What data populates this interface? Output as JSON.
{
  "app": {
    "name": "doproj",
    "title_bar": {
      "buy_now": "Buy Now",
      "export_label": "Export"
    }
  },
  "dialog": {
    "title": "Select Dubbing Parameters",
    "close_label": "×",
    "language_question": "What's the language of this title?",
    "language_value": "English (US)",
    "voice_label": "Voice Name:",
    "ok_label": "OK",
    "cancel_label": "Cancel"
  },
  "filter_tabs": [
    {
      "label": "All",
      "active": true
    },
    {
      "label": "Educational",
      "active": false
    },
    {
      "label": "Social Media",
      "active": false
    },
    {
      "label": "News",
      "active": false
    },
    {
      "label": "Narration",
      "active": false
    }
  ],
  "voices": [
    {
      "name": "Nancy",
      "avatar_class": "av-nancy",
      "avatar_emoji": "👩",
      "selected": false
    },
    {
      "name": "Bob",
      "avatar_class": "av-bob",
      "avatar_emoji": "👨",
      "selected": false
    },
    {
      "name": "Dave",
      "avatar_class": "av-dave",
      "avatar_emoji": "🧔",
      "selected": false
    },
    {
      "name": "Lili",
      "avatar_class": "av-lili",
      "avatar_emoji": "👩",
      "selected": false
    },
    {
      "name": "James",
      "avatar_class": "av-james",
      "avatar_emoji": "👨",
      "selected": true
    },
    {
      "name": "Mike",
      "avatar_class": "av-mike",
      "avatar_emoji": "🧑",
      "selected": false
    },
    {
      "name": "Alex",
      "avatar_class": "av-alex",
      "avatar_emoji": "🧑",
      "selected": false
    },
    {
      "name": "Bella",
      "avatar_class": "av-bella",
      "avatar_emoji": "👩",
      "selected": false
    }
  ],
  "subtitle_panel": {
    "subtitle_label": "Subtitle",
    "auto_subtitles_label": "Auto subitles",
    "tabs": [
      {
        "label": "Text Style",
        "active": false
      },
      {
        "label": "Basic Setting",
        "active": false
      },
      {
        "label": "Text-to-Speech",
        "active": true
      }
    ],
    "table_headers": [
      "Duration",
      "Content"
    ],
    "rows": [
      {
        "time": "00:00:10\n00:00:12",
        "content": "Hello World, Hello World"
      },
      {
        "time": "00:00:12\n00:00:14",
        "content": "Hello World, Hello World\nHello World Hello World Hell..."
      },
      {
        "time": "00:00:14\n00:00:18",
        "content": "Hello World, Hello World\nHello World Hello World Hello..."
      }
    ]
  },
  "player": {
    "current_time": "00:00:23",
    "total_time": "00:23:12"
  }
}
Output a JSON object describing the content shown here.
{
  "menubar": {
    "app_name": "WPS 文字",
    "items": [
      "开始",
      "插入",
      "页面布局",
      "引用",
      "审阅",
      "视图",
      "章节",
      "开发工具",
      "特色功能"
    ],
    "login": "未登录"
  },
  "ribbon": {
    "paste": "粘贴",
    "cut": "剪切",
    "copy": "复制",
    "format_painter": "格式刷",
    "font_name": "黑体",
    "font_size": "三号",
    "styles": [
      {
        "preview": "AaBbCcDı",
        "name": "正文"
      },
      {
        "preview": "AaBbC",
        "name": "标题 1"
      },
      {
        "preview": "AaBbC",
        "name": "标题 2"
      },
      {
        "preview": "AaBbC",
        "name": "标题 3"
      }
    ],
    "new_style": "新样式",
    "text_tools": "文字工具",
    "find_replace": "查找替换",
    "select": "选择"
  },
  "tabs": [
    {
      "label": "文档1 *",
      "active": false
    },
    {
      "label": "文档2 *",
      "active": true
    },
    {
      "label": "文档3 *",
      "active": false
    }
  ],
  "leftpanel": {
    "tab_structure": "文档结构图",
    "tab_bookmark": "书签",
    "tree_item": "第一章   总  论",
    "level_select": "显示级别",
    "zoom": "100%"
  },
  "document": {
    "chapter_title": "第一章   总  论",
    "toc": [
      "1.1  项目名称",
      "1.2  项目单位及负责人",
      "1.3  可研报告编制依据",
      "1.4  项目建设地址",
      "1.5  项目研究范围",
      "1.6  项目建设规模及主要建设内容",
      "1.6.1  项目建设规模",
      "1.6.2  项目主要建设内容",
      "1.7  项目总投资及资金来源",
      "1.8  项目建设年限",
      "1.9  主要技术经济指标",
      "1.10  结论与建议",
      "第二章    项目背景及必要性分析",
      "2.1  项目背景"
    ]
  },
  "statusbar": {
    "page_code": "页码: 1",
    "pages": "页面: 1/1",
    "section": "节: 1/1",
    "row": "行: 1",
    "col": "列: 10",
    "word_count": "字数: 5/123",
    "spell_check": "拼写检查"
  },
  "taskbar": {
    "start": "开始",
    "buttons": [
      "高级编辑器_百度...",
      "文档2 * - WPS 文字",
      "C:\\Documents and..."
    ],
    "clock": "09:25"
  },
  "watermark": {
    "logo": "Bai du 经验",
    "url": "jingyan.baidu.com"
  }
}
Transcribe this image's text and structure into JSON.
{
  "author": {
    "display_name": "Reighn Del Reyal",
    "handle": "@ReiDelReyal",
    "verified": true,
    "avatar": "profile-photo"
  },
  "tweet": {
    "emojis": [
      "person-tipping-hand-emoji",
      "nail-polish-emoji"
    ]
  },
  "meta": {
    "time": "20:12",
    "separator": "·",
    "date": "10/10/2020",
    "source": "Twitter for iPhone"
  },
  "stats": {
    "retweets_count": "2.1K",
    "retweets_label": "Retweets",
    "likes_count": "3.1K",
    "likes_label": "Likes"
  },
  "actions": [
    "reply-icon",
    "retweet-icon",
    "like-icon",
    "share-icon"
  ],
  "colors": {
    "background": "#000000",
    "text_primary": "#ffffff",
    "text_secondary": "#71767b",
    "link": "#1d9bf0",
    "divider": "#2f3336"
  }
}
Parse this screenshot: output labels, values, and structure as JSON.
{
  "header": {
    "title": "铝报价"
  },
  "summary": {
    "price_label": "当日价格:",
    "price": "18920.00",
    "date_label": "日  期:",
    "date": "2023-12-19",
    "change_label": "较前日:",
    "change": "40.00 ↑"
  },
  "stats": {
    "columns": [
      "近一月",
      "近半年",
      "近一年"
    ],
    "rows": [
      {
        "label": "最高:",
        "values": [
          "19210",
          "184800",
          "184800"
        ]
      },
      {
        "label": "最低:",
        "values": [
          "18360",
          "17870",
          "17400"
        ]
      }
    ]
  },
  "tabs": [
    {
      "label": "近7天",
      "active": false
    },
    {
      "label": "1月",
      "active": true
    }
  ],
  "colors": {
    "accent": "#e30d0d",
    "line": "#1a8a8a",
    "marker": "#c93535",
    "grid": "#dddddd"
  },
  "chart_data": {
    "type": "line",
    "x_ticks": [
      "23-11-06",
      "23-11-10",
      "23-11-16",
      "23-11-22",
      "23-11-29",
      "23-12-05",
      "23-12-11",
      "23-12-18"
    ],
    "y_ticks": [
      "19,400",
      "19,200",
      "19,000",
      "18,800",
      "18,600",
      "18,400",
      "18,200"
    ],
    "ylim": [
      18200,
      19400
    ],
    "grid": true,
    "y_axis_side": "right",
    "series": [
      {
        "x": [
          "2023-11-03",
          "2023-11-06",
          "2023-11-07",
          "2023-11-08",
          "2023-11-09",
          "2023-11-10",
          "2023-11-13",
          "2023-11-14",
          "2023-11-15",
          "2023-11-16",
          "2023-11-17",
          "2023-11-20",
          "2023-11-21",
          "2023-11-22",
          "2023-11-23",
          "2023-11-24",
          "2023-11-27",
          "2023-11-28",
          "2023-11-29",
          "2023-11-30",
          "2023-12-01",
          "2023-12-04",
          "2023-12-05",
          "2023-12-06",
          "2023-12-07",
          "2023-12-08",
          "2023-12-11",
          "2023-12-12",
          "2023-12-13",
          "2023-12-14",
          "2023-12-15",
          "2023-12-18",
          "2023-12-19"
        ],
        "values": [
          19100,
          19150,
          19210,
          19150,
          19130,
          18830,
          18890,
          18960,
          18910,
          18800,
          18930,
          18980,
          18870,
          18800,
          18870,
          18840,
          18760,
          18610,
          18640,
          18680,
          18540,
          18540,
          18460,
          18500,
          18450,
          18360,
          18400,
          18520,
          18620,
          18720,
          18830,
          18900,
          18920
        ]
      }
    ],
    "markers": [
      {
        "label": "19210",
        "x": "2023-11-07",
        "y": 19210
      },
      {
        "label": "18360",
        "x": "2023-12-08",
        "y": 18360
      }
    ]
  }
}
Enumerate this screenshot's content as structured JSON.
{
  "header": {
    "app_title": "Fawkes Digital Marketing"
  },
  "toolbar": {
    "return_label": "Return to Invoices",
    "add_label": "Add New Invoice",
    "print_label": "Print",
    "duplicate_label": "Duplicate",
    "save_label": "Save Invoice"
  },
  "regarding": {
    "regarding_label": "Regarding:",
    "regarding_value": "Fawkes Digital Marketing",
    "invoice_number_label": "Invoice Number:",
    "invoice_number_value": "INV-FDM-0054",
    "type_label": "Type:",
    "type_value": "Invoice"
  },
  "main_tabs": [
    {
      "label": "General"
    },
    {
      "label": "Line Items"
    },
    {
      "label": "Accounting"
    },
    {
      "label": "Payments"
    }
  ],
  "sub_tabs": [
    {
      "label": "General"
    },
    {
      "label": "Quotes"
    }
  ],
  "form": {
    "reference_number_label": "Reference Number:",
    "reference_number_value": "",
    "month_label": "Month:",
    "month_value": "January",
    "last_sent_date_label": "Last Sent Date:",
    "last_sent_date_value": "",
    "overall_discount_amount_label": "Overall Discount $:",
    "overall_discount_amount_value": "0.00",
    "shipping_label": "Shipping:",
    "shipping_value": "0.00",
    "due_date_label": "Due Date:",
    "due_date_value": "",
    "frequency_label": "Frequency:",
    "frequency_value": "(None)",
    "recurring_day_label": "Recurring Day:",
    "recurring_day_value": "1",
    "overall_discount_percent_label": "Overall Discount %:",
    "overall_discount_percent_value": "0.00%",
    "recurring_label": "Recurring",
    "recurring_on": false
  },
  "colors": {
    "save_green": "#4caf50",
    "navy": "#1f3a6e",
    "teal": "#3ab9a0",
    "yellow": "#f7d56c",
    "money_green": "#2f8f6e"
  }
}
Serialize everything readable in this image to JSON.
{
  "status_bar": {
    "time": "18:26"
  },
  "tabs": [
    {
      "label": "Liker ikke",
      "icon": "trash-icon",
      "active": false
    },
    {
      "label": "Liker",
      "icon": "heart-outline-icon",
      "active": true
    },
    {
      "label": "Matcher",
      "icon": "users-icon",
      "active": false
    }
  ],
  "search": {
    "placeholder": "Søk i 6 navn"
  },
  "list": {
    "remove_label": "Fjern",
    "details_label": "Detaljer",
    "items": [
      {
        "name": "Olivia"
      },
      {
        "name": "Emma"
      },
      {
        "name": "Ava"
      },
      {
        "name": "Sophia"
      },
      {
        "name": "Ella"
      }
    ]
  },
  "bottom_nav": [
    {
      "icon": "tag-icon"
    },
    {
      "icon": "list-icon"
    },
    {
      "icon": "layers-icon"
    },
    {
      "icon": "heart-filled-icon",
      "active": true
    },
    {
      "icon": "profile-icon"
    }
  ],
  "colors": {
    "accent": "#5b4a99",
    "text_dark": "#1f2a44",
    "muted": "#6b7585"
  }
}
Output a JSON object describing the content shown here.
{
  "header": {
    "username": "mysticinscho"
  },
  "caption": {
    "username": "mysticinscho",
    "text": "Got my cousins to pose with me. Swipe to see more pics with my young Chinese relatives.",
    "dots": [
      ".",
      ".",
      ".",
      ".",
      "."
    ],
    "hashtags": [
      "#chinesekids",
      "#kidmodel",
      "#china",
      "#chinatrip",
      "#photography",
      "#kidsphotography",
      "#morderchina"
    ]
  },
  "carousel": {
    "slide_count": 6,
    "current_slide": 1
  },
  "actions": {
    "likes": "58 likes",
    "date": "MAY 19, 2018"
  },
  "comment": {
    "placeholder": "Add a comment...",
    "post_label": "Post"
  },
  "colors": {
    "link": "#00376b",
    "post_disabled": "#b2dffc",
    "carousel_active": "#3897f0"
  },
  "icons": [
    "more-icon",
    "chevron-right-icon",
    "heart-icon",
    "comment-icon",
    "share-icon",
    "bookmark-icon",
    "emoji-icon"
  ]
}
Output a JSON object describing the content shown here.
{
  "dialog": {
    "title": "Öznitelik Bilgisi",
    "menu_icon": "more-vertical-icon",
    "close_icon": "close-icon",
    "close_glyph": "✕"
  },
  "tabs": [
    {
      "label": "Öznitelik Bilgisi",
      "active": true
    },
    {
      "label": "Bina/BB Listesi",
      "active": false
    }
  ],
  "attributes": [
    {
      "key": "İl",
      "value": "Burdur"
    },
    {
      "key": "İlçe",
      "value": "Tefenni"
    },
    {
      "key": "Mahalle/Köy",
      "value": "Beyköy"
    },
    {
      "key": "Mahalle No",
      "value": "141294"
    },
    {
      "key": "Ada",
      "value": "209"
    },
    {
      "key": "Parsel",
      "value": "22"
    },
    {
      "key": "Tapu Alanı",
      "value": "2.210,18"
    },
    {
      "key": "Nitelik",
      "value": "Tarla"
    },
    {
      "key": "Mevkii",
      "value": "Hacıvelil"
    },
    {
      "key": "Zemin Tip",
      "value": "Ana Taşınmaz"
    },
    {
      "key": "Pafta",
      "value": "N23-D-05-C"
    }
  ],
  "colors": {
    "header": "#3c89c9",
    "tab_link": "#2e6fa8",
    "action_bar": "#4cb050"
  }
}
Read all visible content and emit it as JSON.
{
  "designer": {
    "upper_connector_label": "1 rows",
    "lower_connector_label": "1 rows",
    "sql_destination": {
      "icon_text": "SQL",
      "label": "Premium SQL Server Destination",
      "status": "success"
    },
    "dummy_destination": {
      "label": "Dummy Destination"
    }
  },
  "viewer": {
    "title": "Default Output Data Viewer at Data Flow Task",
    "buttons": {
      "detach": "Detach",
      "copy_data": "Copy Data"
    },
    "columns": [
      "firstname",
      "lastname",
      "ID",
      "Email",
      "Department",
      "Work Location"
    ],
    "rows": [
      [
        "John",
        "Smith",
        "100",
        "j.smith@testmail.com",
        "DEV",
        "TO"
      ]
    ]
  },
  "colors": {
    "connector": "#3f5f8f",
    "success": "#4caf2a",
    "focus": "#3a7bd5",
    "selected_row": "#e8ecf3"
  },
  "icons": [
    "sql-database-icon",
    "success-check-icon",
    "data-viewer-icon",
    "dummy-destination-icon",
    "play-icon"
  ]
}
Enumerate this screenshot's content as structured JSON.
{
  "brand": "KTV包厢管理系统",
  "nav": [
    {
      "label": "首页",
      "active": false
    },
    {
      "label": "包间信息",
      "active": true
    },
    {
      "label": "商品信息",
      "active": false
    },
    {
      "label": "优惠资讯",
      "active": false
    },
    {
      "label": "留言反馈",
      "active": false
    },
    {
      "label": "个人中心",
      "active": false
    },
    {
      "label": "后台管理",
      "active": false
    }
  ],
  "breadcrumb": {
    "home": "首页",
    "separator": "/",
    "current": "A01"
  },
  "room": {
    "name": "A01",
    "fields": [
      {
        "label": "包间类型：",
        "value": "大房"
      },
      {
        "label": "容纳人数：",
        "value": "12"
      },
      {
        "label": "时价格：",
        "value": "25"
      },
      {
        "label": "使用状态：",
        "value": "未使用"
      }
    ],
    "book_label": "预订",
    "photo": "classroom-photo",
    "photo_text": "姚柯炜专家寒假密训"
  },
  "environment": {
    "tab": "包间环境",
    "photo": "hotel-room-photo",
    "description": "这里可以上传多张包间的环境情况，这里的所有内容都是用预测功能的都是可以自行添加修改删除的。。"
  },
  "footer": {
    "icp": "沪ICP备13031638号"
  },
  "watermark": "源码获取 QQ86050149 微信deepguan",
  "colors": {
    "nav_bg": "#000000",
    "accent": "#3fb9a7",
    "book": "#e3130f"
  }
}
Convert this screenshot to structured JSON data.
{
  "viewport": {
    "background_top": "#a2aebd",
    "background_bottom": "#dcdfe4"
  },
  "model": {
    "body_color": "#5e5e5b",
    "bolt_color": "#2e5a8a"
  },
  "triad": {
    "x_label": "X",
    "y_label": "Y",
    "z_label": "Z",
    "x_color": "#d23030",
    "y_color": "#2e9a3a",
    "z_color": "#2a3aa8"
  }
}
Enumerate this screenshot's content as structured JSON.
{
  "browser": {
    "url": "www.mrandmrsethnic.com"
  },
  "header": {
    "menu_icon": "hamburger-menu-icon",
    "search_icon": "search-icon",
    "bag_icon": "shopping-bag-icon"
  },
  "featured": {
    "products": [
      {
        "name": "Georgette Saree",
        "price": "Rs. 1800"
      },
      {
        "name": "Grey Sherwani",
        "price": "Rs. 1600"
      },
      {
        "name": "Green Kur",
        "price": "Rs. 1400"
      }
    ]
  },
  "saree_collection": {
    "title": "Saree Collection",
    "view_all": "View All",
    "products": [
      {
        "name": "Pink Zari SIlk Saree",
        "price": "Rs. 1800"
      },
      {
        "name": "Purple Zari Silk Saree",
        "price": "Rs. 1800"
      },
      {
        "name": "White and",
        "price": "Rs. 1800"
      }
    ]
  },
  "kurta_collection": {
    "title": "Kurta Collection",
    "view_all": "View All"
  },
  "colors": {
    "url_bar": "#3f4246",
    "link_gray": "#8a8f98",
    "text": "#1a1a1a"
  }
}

→ **Written task**
Tally the lines of the listing above that include the word "What". Answer with the number alone.

→ **Correct result**
2